**WORK REQUIRED**
Reproduce without any change the lines of the items below, from the line containing "- facing-page-line: am" through the line containing "- color-calibration-card: [142, 1464, 808, 1620]", including both.

(Annotated element entries)

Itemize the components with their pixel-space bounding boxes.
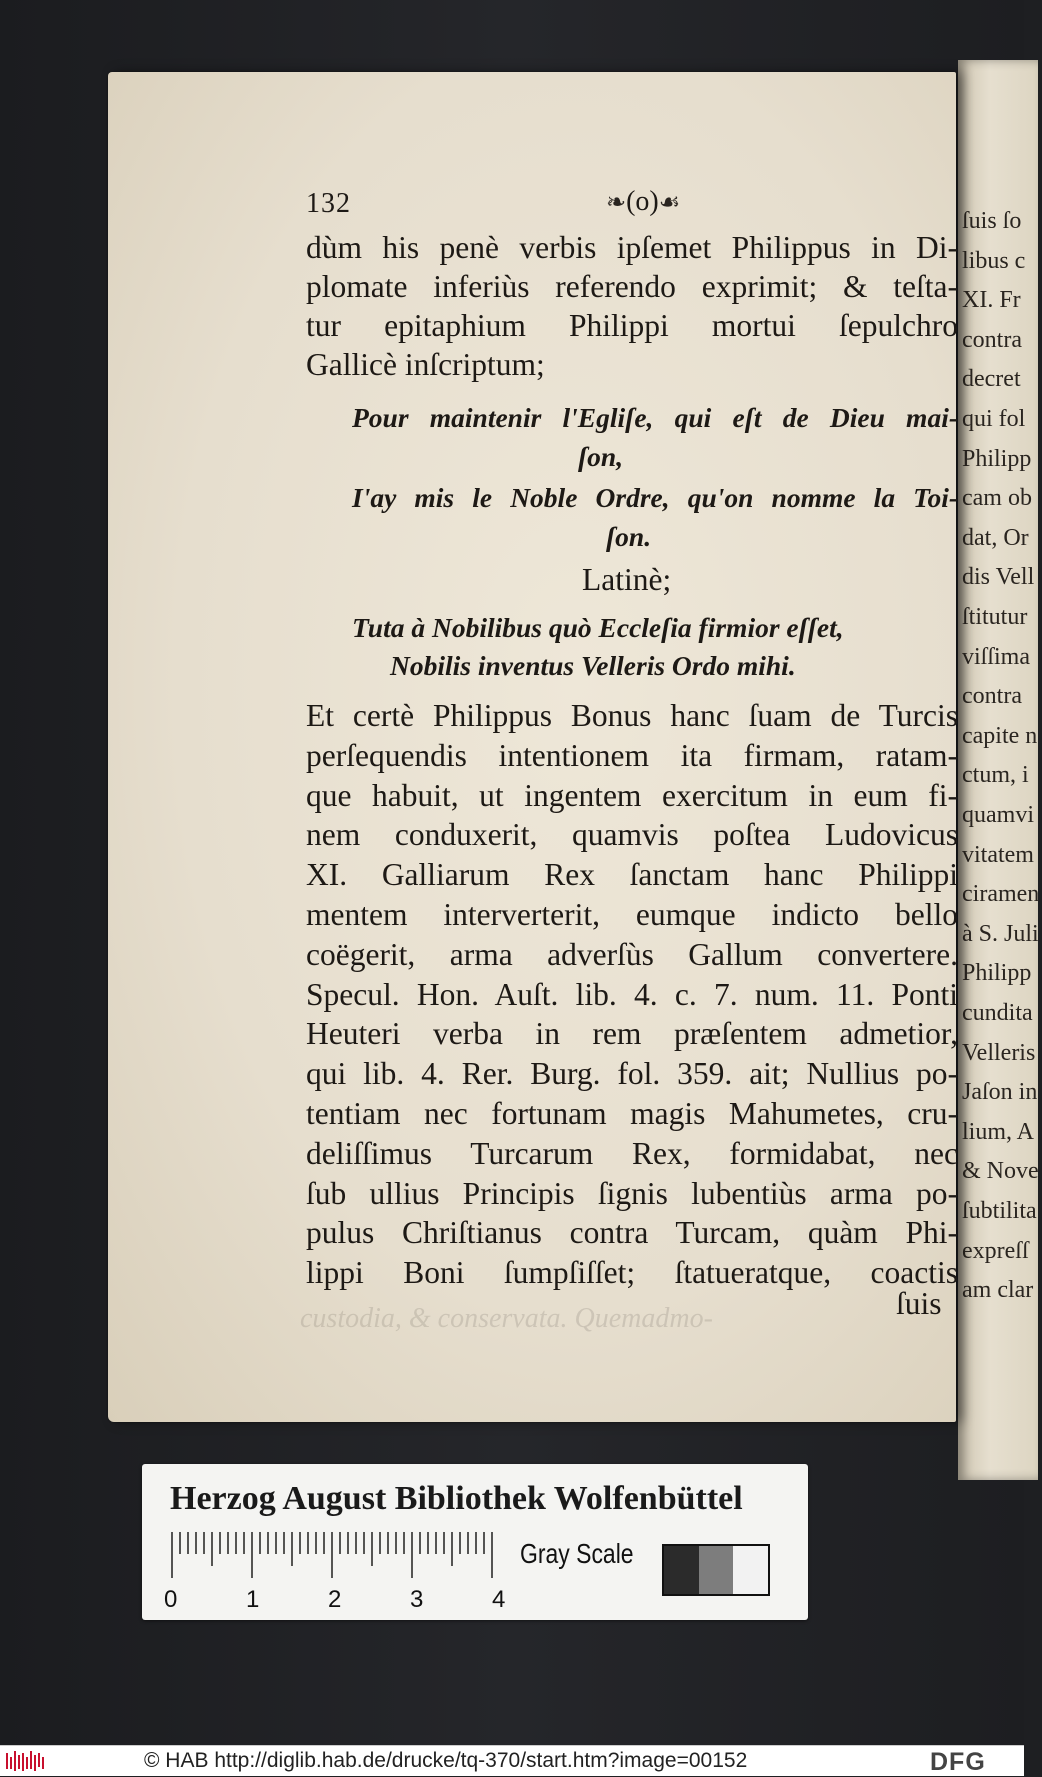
- facing-page-line: am clar: [962, 1277, 1034, 1304]
- show-through-text: custodia, & conservata. Quemadmo-: [300, 1303, 713, 1334]
- paragraph-text-line: deliſſimus Turcarum Rex, formidabat, nec: [306, 1135, 958, 1171]
- paragraph-text-line: que habuit, ut ingentem exercitum in eum fi-: [306, 777, 958, 813]
- body-text-line: plomate inferiùs referendo exprimit; & teſta-: [306, 269, 958, 304]
- facing-page-line: viſſima: [962, 643, 1030, 670]
- facing-page-line: contra: [962, 326, 1022, 353]
- gray-swatch: [733, 1546, 768, 1594]
- facing-page-line: libus c: [962, 247, 1026, 274]
- ruler-number: 2: [328, 1586, 342, 1613]
- paragraph-text-line: nem conduxerit, quamvis poſtea Ludovicus: [306, 817, 958, 853]
- facing-page-line: ſuis ſo: [962, 208, 1022, 234]
- french-verse-line: ſon,: [578, 441, 624, 472]
- color-calibration-card: [142, 1464, 808, 1620]
- catchword: ſuis: [896, 1286, 942, 1321]
- paragraph-text-line: Specul. Hon. Auſt. lib. 4. c. 7. num. 11. Ponti: [306, 976, 958, 1012]
- gray-scale-swatches: [662, 1544, 770, 1596]
- facing-page-line: quamvi: [962, 802, 1034, 828]
- facing-page-line: ſubtilita: [962, 1198, 1037, 1224]
- facing-page-line: Velleris: [962, 1039, 1036, 1066]
- ruler-number: 3: [410, 1586, 424, 1613]
- gray-swatch: [699, 1546, 734, 1594]
- page-number: 132: [306, 188, 351, 219]
- french-verse-line: Pour maintenir l'Egliſe, qui eſt de Dieu mai-: [352, 402, 958, 433]
- facing-page-line: & Nove: [962, 1158, 1039, 1185]
- library-name: Herzog August Bibliothek Wolfenbüttel: [170, 1480, 743, 1517]
- facing-page-line: lium, A: [962, 1118, 1035, 1145]
- body-text-line: tur epitaphium Philippi mortui ſepulchro: [306, 308, 958, 343]
- ruler-icon: [169, 1530, 499, 1578]
- paragraph-text-line: ſub ullius Principis ſignis lubentiùs arma po-: [306, 1175, 958, 1211]
- facing-page-line: Philipp: [962, 445, 1032, 472]
- dfg-logo: DFG: [930, 1748, 986, 1776]
- right-flourish-icon: ☙: [658, 190, 681, 216]
- facing-page-line: XI. Fr: [962, 287, 1021, 314]
- left-flourish-icon: ❧: [606, 190, 627, 216]
- facing-page-line: dat, Or: [962, 524, 1029, 551]
- hab-barcode-logo-icon: [6, 1751, 46, 1771]
- facing-page-line: Jaſon in: [962, 1079, 1038, 1106]
- facing-page-line: ſtitutur: [962, 604, 1028, 630]
- paragraph-text-line: qui lib. 4. Rer. Burg. fol. 359. ait; Nullius po-: [306, 1056, 958, 1092]
- facing-page-line: dis Vell: [962, 564, 1035, 591]
- paragraph-text-line: coëgerit, arma adverſùs Gallum convertere.: [306, 936, 958, 972]
- facing-page-line: contra: [962, 683, 1022, 710]
- paragraph-text-line: tentiam nec fortunam magis Mahumetes, cru-: [306, 1096, 958, 1131]
- facing-page-line: cam ob: [962, 485, 1032, 512]
- viewer-footer: [0, 1745, 1024, 1776]
- facing-page-line: ciramen: [962, 881, 1040, 908]
- facing-page-line: ctum, i: [962, 762, 1029, 789]
- ruler-number: 1: [246, 1586, 260, 1613]
- french-verse-line: ſon.: [606, 521, 652, 552]
- french-verse-line: I'ay mis le Noble Ordre, qu'on nomme la Toi-: [352, 482, 958, 513]
- paragraph-text-line: perſequendis intentionem ita firmam, ratam-: [306, 737, 958, 773]
- facing-page-line: capite n: [962, 722, 1038, 749]
- ruler-number: 0: [164, 1586, 178, 1613]
- paragraph-text-line: XI. Galliarum Rex ſanctam hanc Philippi: [306, 857, 958, 893]
- header-ornament-text: (o): [626, 186, 659, 217]
- facing-page-line: expreſſ: [962, 1237, 1029, 1264]
- facing-page-line: Philipp: [962, 960, 1032, 987]
- header-ornament: [606, 186, 680, 218]
- facing-page-line: à S. Juli: [962, 920, 1039, 947]
- paragraph-text-line: lippi Boni ſumpſiſſet; ſtatueratque, coactis: [306, 1255, 958, 1291]
- paragraph-text-line: mentem interverterit, eumque indicto bello: [306, 897, 958, 932]
- latin-heading: Latinè;: [582, 562, 672, 597]
- facing-page-line: decret: [962, 366, 1021, 393]
- page-header: [306, 188, 956, 228]
- facing-page-line: vitatem: [962, 841, 1034, 868]
- latin-verse-line: Nobilis inventus Velleris Ordo mihi.: [390, 650, 796, 681]
- facing-page-line: cundita: [962, 1000, 1033, 1026]
- facing-page-line: qui fol: [962, 406, 1026, 432]
- ruler-number: 4: [492, 1586, 506, 1613]
- latin-verse-line: Tuta à Nobilibus quò Eccleſia firmior eſſet,: [352, 612, 844, 643]
- source-url[interactable]: © HAB http://diglib.hab.de/drucke/tq-370/start.htm?image=00152: [144, 1749, 748, 1772]
- gray-swatch: [664, 1546, 699, 1594]
- paragraph-text-line: Heuteri verba in rem præſentem admetior,: [306, 1016, 958, 1052]
- ruler-numbers: [164, 1586, 524, 1616]
- paragraph-text-line: Et certè Philippus Bonus hanc ſuam de Turcis: [306, 698, 958, 733]
- facing-page-edge: [958, 60, 1038, 1480]
- paragraph-text-line: pulus Chriſtianus contra Turcam, quàm Phi-: [306, 1215, 958, 1251]
- body-text-line: Gallicè inſcriptum;: [306, 347, 545, 382]
- gray-scale-label: Gray Scale: [520, 1538, 634, 1569]
- body-text-line: dùm his penè verbis ipſemet Philippus in Di-: [306, 230, 958, 265]
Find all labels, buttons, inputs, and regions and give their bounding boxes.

**OUTPUT**
- facing-page-line: am clar: [962, 1277, 1034, 1304]
- show-through-text: custodia, & conservata. Quemadmo-: [300, 1303, 713, 1334]
- paragraph-text-line: deliſſimus Turcarum Rex, formidabat, nec: [306, 1135, 958, 1171]
- paragraph-text-line: que habuit, ut ingentem exercitum in eum fi-: [306, 777, 958, 813]
- body-text-line: plomate inferiùs referendo exprimit; & teſta-: [306, 269, 958, 304]
- facing-page-line: viſſima: [962, 643, 1030, 670]
- facing-page-line: contra: [962, 326, 1022, 353]
- gray-swatch: [733, 1546, 768, 1594]
- facing-page-line: libus c: [962, 247, 1026, 274]
- ruler-number: 2: [328, 1586, 342, 1613]
- paragraph-text-line: nem conduxerit, quamvis poſtea Ludovicus: [306, 817, 958, 853]
- facing-page-line: ſuis ſo: [962, 208, 1022, 234]
- french-verse-line: ſon,: [578, 441, 624, 472]
- color-calibration-card: [142, 1464, 808, 1620]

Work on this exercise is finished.